**Task data:**
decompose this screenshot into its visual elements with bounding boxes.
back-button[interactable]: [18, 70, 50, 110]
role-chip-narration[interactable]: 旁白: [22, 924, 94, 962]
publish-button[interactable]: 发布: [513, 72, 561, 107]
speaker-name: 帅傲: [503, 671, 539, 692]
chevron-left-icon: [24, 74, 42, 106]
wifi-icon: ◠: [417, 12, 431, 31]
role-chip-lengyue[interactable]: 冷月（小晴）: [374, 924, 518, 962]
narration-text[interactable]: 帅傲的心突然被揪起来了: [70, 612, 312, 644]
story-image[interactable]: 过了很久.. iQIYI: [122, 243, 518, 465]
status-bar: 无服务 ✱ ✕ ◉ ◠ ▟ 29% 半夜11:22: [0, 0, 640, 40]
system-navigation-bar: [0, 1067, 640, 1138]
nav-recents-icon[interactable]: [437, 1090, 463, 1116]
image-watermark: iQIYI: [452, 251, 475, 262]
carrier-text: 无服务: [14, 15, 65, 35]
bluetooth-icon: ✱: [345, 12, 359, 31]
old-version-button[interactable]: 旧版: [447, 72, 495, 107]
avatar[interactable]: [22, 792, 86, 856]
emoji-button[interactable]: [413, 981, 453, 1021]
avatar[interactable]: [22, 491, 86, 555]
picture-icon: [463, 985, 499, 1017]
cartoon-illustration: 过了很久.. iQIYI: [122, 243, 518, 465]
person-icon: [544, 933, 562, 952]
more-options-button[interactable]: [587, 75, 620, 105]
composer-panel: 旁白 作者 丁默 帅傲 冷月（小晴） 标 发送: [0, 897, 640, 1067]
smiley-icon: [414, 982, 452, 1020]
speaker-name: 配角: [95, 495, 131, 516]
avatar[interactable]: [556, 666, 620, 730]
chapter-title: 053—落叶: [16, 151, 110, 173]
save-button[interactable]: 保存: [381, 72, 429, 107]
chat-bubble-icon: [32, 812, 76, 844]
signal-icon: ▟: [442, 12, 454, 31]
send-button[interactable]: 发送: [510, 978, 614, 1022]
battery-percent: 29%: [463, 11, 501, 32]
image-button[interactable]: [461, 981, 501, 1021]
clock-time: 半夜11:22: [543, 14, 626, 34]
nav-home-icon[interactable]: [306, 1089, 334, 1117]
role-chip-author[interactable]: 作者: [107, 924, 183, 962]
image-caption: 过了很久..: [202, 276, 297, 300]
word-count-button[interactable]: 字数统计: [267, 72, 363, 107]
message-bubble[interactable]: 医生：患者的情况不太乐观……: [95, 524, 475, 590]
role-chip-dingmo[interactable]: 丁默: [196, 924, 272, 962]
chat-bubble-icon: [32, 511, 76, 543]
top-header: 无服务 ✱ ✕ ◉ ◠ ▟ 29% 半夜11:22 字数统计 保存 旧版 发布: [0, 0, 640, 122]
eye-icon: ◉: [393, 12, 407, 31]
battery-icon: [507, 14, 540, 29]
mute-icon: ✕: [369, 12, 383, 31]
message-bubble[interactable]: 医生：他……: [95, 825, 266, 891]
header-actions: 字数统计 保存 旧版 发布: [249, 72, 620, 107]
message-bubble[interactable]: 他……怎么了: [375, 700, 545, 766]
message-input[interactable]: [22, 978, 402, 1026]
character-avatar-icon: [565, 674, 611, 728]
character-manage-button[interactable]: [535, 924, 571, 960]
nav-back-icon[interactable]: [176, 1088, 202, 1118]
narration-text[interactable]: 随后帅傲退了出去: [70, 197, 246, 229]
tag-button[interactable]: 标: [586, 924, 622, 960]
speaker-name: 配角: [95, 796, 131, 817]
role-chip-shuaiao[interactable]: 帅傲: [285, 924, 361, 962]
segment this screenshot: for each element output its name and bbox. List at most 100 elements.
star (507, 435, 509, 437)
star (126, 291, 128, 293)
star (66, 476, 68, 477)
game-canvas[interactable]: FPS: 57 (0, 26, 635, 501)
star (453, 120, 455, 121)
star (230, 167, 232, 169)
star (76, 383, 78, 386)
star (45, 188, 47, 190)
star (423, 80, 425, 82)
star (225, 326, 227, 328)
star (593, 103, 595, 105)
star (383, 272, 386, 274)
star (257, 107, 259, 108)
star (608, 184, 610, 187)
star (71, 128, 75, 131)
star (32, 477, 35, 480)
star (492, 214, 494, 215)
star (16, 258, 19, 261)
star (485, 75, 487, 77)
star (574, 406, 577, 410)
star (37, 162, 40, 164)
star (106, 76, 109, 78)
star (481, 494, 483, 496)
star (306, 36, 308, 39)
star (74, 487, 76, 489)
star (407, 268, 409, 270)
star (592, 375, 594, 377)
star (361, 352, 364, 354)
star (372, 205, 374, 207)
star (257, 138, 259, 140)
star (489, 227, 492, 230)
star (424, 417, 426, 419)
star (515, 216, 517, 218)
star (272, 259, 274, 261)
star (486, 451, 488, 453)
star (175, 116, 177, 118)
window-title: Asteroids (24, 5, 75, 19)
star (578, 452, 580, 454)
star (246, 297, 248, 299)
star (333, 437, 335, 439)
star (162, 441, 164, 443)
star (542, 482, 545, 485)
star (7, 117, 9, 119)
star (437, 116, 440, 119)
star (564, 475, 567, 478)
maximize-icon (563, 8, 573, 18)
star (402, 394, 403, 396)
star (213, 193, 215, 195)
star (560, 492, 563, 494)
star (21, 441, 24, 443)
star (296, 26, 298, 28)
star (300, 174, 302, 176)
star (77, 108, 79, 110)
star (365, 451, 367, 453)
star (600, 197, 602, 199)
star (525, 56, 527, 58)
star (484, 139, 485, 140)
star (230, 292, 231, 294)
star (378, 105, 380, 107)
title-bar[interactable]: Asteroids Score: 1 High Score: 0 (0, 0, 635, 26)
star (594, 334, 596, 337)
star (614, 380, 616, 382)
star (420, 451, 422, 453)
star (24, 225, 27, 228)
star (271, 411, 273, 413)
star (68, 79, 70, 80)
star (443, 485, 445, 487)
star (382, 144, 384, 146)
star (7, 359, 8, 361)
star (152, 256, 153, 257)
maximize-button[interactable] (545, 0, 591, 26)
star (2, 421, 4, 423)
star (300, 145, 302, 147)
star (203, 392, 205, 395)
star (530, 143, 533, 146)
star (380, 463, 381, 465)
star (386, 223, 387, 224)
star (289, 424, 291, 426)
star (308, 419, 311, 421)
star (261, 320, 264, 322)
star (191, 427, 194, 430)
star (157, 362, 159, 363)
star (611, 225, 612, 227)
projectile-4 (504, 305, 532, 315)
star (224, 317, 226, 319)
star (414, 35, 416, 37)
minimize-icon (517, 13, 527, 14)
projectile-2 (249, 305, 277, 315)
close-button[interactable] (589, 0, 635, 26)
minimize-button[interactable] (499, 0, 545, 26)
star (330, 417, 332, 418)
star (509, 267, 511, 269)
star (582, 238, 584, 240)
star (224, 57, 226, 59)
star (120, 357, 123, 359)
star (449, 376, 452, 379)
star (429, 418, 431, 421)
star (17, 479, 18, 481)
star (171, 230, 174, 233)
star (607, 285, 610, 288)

**What you need to do:**
Copy all of the records above line for line, keeping every character as it is.

**Answer in full:**
decompose this screenshot into its visual elements with bounding boxes.
back-button[interactable]: [18, 70, 50, 110]
role-chip-narration[interactable]: 旁白: [22, 924, 94, 962]
publish-button[interactable]: 发布: [513, 72, 561, 107]
speaker-name: 帅傲: [503, 671, 539, 692]
chevron-left-icon: [24, 74, 42, 106]
wifi-icon: ◠: [417, 12, 431, 31]
role-chip-lengyue[interactable]: 冷月（小晴）: [374, 924, 518, 962]
narration-text[interactable]: 帅傲的心突然被揪起来了: [70, 612, 312, 644]
story-image[interactable]: 过了很久.. iQIYI: [122, 243, 518, 465]
status-bar: 无服务 ✱ ✕ ◉ ◠ ▟ 29% 半夜11:22: [0, 0, 640, 40]
system-navigation-bar: [0, 1067, 640, 1138]
nav-recents-icon[interactable]: [437, 1090, 463, 1116]
image-watermark: iQIYI: [452, 251, 475, 262]
carrier-text: 无服务: [14, 15, 65, 35]
bluetooth-icon: ✱: [345, 12, 359, 31]
old-version-button[interactable]: 旧版: [447, 72, 495, 107]
avatar[interactable]: [22, 792, 86, 856]
emoji-button[interactable]: [413, 981, 453, 1021]
avatar[interactable]: [22, 491, 86, 555]
picture-icon: [463, 985, 499, 1017]
cartoon-illustration: 过了很久.. iQIYI: [122, 243, 518, 465]
person-icon: [544, 933, 562, 952]
more-options-button[interactable]: [587, 75, 620, 105]
composer-panel: 旁白 作者 丁默 帅傲 冷月（小晴） 标 发送: [0, 897, 640, 1067]
smiley-icon: [414, 982, 452, 1020]
speaker-name: 配角: [95, 495, 131, 516]
avatar[interactable]: [556, 666, 620, 730]
chapter-title: 053—落叶: [16, 151, 110, 173]
save-button[interactable]: 保存: [381, 72, 429, 107]
chat-bubble-icon: [32, 812, 76, 844]
signal-icon: ▟: [442, 12, 454, 31]
send-button[interactable]: 发送: [510, 978, 614, 1022]
battery-percent: 29%: [463, 11, 501, 32]
image-button[interactable]: [461, 981, 501, 1021]
clock-time: 半夜11:22: [543, 14, 626, 34]
nav-home-icon[interactable]: [306, 1089, 334, 1117]
role-chip-author[interactable]: 作者: [107, 924, 183, 962]
image-caption: 过了很久..: [202, 276, 297, 300]
word-count-button[interactable]: 字数统计: [267, 72, 363, 107]
message-bubble[interactable]: 医生：患者的情况不太乐观……: [95, 524, 475, 590]
role-chip-dingmo[interactable]: 丁默: [196, 924, 272, 962]
chat-bubble-icon: [32, 511, 76, 543]
top-header: 无服务 ✱ ✕ ◉ ◠ ▟ 29% 半夜11:22 字数统计 保存 旧版 发布: [0, 0, 640, 122]
eye-icon: ◉: [393, 12, 407, 31]
battery-icon: [507, 14, 540, 29]
mute-icon: ✕: [369, 12, 383, 31]
message-bubble[interactable]: 医生：他……: [95, 825, 266, 891]
header-actions: 字数统计 保存 旧版 发布: [249, 72, 620, 107]
message-bubble[interactable]: 他……怎么了: [375, 700, 545, 766]
message-input[interactable]: [22, 978, 402, 1026]
character-avatar-icon: [565, 674, 611, 728]
character-manage-button[interactable]: [535, 924, 571, 960]
nav-back-icon[interactable]: [176, 1088, 202, 1118]
narration-text[interactable]: 随后帅傲退了出去: [70, 197, 246, 229]
tag-button[interactable]: 标: [586, 924, 622, 960]
speaker-name: 配角: [95, 796, 131, 817]
role-chip-shuaiao[interactable]: 帅傲: [285, 924, 361, 962]
segment this screenshot: for each element output its name and bbox. List at most 100 elements.
star (507, 435, 509, 437)
star (126, 291, 128, 293)
star (66, 476, 68, 477)
game-canvas[interactable]: FPS: 57 (0, 26, 635, 501)
star (453, 120, 455, 121)
star (230, 167, 232, 169)
star (76, 383, 78, 386)
star (45, 188, 47, 190)
star (423, 80, 425, 82)
star (225, 326, 227, 328)
star (593, 103, 595, 105)
star (383, 272, 386, 274)
star (257, 107, 259, 108)
star (608, 184, 610, 187)
star (71, 128, 75, 131)
star (32, 477, 35, 480)
star (492, 214, 494, 215)
star (16, 258, 19, 261)
star (485, 75, 487, 77)
star (574, 406, 577, 410)
star (37, 162, 40, 164)
star (106, 76, 109, 78)
star (481, 494, 483, 496)
star (306, 36, 308, 39)
star (74, 487, 76, 489)
star (407, 268, 409, 270)
star (592, 375, 594, 377)
star (361, 352, 364, 354)
star (372, 205, 374, 207)
star (257, 138, 259, 140)
star (489, 227, 492, 230)
star (424, 417, 426, 419)
star (515, 216, 517, 218)
star (272, 259, 274, 261)
star (486, 451, 488, 453)
star (175, 116, 177, 118)
window-title: Asteroids (24, 5, 75, 19)
star (578, 452, 580, 454)
star (246, 297, 248, 299)
star (333, 437, 335, 439)
star (162, 441, 164, 443)
star (542, 482, 545, 485)
star (7, 117, 9, 119)
star (437, 116, 440, 119)
star (564, 475, 567, 478)
maximize-icon (563, 8, 573, 18)
star (402, 394, 403, 396)
star (213, 193, 215, 195)
star (560, 492, 563, 494)
star (21, 441, 24, 443)
star (296, 26, 298, 28)
star (300, 174, 302, 176)
star (77, 108, 79, 110)
star (365, 451, 367, 453)
star (600, 197, 602, 199)
star (525, 56, 527, 58)
star (484, 139, 485, 140)
star (230, 292, 231, 294)
star (378, 105, 380, 107)
title-bar[interactable]: Asteroids Score: 1 High Score: 0 (0, 0, 635, 26)
star (594, 334, 596, 337)
star (614, 380, 616, 382)
star (420, 451, 422, 453)
star (24, 225, 27, 228)
star (271, 411, 273, 413)
star (68, 79, 70, 80)
star (443, 485, 445, 487)
star (382, 144, 384, 146)
star (7, 359, 8, 361)
star (152, 256, 153, 257)
maximize-button[interactable] (545, 0, 591, 26)
star (2, 421, 4, 423)
star (300, 145, 302, 147)
star (203, 392, 205, 395)
star (530, 143, 533, 146)
star (380, 463, 381, 465)
star (386, 223, 387, 224)
star (289, 424, 291, 426)
star (308, 419, 311, 421)
star (261, 320, 264, 322)
star (191, 427, 194, 430)
star (157, 362, 159, 363)
star (611, 225, 612, 227)
projectile-4 (504, 305, 532, 315)
star (224, 317, 226, 319)
star (414, 35, 416, 37)
minimize-icon (517, 13, 527, 14)
projectile-2 (249, 305, 277, 315)
close-button[interactable] (589, 0, 635, 26)
minimize-button[interactable] (499, 0, 545, 26)
star (330, 417, 332, 418)
star (509, 267, 511, 269)
star (582, 238, 584, 240)
star (224, 57, 226, 59)
star (120, 357, 123, 359)
star (449, 376, 452, 379)
star (429, 418, 431, 421)
star (17, 479, 18, 481)
star (171, 230, 174, 233)
star (607, 285, 610, 288)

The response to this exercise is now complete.